- **Prompt**: Wherever the word "text" appears in a line, extract that line.

####################

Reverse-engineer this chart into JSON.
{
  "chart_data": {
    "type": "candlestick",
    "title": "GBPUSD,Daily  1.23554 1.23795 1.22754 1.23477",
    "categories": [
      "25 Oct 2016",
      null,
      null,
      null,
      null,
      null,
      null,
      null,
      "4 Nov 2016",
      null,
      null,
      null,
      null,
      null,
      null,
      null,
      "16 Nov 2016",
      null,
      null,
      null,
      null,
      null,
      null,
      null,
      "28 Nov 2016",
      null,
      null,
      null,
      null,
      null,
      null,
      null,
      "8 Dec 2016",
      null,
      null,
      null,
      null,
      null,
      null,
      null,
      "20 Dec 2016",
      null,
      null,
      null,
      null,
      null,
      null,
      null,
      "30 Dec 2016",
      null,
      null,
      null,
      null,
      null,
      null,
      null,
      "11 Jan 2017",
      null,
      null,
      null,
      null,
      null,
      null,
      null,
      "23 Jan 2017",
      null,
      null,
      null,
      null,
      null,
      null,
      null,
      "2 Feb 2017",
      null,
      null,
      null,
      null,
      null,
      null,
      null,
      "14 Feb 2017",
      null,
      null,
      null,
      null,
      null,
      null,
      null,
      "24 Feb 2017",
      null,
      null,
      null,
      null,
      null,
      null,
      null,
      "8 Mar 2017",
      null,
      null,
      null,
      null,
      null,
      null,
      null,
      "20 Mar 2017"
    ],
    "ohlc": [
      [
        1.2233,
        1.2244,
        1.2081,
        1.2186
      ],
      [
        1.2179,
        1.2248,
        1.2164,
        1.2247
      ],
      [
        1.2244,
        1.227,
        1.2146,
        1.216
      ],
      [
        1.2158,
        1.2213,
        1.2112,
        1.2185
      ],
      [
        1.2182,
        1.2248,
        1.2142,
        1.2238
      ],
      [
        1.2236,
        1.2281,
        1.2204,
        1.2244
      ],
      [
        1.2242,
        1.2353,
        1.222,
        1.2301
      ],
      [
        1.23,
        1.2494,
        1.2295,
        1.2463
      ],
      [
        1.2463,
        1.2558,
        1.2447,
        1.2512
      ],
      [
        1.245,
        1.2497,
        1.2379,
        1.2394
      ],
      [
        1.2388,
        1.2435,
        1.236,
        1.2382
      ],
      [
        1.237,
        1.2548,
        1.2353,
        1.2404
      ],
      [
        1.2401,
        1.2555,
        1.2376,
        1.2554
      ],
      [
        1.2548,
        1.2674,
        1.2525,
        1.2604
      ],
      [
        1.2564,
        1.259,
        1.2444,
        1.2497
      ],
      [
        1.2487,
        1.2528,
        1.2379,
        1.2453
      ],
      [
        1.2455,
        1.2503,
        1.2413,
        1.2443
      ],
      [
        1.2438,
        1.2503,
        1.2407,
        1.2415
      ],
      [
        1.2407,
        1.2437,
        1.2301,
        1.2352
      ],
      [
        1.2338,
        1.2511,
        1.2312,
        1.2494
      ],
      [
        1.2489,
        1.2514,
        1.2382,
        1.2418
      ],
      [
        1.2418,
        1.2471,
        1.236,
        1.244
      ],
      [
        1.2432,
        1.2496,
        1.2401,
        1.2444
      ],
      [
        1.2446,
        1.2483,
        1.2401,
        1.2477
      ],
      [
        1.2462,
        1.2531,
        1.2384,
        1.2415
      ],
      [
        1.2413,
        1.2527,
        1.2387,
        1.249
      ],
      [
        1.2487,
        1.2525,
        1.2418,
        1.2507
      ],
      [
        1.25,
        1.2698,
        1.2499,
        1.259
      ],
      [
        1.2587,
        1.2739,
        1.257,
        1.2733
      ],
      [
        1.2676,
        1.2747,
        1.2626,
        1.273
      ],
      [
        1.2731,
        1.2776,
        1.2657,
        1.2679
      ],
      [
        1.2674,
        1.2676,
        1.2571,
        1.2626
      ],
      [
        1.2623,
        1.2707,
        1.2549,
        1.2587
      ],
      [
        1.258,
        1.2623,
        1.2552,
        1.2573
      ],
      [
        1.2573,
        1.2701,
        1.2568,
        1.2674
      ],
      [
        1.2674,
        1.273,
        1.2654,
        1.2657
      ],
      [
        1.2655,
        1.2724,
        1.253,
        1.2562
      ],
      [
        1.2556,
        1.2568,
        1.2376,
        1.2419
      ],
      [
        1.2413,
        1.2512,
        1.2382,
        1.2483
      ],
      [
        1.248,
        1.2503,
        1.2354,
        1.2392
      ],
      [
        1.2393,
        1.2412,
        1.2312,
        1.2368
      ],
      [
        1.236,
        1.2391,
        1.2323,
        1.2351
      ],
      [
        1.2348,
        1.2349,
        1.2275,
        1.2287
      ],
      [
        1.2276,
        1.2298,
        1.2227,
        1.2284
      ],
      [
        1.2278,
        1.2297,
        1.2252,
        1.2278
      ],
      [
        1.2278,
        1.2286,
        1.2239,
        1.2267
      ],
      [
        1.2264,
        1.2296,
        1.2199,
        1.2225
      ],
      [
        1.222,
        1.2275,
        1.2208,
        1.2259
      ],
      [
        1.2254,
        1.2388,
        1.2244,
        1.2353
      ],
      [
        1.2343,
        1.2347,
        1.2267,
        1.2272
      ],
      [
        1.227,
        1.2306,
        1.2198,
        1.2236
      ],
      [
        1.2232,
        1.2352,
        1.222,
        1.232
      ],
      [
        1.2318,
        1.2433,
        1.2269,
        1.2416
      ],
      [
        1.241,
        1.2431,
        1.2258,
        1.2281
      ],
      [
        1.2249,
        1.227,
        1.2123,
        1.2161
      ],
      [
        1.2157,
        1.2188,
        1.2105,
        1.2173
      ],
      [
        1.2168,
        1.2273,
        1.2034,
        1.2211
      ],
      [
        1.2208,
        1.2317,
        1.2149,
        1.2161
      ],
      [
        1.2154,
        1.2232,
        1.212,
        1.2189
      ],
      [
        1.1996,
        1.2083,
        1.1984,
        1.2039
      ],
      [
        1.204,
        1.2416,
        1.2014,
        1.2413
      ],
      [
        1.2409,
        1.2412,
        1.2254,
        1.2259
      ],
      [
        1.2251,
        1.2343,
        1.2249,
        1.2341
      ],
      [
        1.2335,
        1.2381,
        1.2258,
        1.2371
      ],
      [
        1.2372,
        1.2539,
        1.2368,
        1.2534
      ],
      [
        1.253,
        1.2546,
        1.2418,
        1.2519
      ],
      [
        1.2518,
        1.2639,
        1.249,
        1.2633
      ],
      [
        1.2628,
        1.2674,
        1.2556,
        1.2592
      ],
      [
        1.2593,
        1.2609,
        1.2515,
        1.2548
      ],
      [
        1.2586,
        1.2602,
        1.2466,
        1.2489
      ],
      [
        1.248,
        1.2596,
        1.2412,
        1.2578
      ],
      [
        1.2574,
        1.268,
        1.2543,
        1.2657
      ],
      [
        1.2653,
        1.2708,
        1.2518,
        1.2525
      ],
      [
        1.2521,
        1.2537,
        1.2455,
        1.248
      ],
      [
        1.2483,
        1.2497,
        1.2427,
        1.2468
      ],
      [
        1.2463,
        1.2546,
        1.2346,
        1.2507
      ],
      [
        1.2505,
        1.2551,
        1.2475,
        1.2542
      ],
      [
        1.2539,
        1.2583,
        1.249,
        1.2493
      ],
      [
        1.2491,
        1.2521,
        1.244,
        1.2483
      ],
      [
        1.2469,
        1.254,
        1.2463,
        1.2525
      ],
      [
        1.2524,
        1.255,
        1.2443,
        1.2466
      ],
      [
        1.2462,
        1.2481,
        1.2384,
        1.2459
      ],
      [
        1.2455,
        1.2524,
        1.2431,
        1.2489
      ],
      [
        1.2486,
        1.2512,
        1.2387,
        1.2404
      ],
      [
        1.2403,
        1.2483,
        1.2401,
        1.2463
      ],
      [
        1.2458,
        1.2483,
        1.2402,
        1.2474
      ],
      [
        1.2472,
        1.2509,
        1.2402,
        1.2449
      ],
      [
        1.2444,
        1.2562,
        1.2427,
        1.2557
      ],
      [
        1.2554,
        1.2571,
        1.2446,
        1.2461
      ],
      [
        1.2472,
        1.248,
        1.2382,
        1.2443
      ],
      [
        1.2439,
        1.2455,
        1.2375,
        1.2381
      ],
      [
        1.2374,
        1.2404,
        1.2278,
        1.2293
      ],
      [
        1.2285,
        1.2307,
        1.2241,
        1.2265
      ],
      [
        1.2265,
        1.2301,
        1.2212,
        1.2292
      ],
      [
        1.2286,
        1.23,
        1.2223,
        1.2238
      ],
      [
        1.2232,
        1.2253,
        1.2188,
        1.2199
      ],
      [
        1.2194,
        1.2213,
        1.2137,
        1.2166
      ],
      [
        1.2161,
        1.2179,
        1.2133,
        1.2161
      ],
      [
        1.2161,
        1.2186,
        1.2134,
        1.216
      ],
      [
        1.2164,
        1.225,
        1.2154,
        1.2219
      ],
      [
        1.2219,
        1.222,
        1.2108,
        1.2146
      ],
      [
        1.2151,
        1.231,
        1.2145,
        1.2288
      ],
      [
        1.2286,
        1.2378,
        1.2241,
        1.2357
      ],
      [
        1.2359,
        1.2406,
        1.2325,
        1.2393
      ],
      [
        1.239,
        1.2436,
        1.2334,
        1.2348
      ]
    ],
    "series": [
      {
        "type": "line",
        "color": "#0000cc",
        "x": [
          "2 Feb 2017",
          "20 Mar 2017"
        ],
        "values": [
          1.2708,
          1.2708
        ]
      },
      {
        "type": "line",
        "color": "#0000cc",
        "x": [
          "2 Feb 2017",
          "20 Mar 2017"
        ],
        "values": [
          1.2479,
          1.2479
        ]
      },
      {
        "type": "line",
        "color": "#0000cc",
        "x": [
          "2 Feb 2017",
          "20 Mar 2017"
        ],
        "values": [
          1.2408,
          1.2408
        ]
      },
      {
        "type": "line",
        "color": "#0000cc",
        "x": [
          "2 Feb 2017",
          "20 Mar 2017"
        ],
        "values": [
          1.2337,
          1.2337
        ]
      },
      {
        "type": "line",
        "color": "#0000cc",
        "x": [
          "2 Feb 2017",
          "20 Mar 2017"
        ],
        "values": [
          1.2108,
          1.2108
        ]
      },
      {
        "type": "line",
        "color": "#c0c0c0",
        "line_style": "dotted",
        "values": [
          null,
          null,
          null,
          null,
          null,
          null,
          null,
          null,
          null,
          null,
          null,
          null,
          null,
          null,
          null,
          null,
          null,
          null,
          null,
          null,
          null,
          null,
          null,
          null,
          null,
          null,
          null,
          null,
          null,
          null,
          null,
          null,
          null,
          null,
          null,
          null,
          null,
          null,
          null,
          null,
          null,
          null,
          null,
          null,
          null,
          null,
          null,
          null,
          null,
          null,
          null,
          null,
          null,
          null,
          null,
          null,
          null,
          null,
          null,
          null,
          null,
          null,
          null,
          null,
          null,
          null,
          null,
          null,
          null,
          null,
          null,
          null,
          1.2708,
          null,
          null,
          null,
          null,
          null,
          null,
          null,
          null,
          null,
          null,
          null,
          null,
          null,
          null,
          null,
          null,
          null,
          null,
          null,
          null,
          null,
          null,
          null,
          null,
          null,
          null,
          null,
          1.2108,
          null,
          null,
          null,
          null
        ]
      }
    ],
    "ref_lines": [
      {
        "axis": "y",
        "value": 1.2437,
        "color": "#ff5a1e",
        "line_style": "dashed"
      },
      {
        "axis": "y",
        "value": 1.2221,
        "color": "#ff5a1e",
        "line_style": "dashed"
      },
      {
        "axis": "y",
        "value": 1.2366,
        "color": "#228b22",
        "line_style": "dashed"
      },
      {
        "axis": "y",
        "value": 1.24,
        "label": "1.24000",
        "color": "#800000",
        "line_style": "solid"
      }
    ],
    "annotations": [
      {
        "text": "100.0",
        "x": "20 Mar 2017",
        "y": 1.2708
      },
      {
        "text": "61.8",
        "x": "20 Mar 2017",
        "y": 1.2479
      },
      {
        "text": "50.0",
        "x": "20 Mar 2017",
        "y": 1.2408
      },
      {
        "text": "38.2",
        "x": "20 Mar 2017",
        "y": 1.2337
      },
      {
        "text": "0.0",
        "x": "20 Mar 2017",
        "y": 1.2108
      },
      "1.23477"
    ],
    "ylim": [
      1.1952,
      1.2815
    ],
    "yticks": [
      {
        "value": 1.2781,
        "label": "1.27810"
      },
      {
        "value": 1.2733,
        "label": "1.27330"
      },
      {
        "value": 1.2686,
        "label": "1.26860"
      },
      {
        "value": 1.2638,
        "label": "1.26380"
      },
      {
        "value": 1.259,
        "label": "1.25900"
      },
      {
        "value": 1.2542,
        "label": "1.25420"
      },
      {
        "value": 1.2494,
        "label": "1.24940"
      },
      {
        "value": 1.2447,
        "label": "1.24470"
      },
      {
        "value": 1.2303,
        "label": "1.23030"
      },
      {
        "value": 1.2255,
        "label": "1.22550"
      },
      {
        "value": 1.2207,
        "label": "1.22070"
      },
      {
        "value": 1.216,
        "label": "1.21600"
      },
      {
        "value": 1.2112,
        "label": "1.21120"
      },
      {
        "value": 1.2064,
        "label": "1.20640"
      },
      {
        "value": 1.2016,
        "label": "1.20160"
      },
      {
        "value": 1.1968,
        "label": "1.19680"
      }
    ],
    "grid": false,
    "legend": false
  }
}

####################

- **Task answer**:
        "text": "100.0",
        "text": "61.8",
        "text": "50.0",
        "text": "38.2",
        "text": "0.0",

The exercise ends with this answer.